## Short problem
Find the word "JSON" in the records below. List each line containing it.

## Dataset records
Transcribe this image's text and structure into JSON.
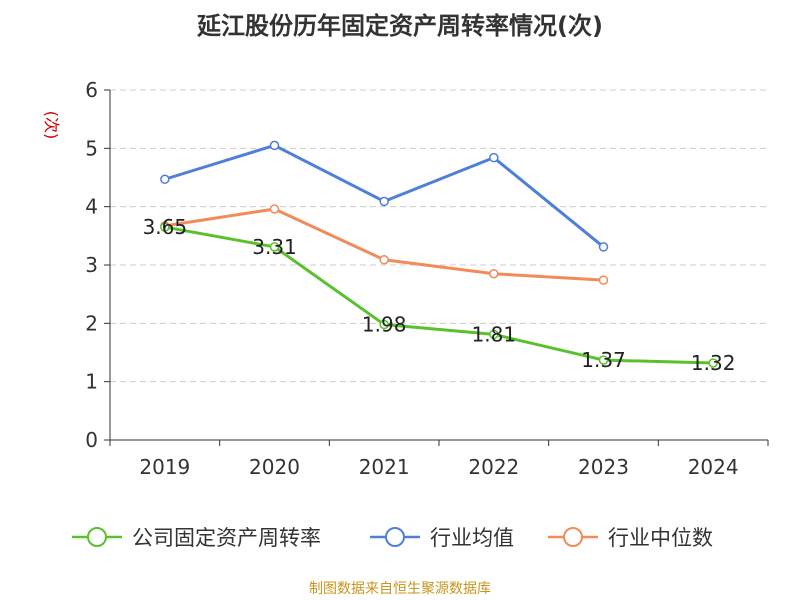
{
  "chart_data": {
    "type": "line",
    "title": "延江股份历年固定资产周转率情况(次)",
    "ylabel": "(次)",
    "xlabel": "",
    "categories": [
      "2019",
      "2020",
      "2021",
      "2022",
      "2023",
      "2024"
    ],
    "ylim": [
      0,
      6
    ],
    "yticks": [
      "0",
      "1",
      "2",
      "3",
      "4",
      "5",
      "6"
    ],
    "grid": true,
    "legend_position": "bottom",
    "series": [
      {
        "name": "公司固定资产周转率",
        "color": "#5ac12d",
        "values": [
          3.65,
          3.31,
          1.98,
          1.81,
          1.37,
          1.32
        ],
        "labels": [
          "3.65",
          "3.31",
          "1.98",
          "1.81",
          "1.37",
          "1.32"
        ]
      },
      {
        "name": "行业均值",
        "color": "#4f7fd9",
        "values": [
          4.47,
          5.05,
          4.09,
          4.84,
          3.31,
          null
        ]
      },
      {
        "name": "行业中位数",
        "color": "#f18c5a",
        "values": [
          3.67,
          3.96,
          3.09,
          2.85,
          2.74,
          null
        ]
      }
    ]
  },
  "source": "制图数据来自恒生聚源数据库",
  "colors": {
    "axis": "#333333",
    "grid": "#cccccc",
    "ylabel": "#cc0000",
    "source": "#c8961e"
  }
}
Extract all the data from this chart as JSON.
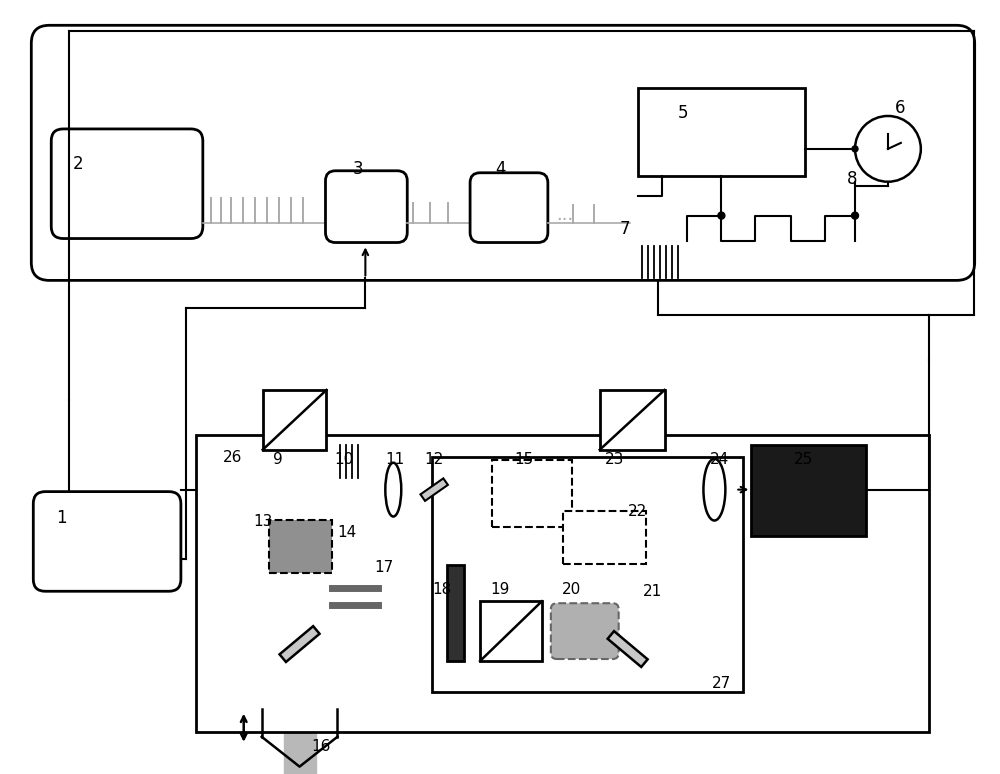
{
  "bg": "#ffffff",
  "lc": "#000000",
  "gray": "#999999",
  "lgray": "#c8c8c8",
  "beam_gray": "#b8b8b8",
  "dark": "#1a1a1a",
  "pulse_gray": "#aaaaaa"
}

## Finished answer
Transcribe this image's text and structure into JSON.
Extract all the data from this chart as JSON.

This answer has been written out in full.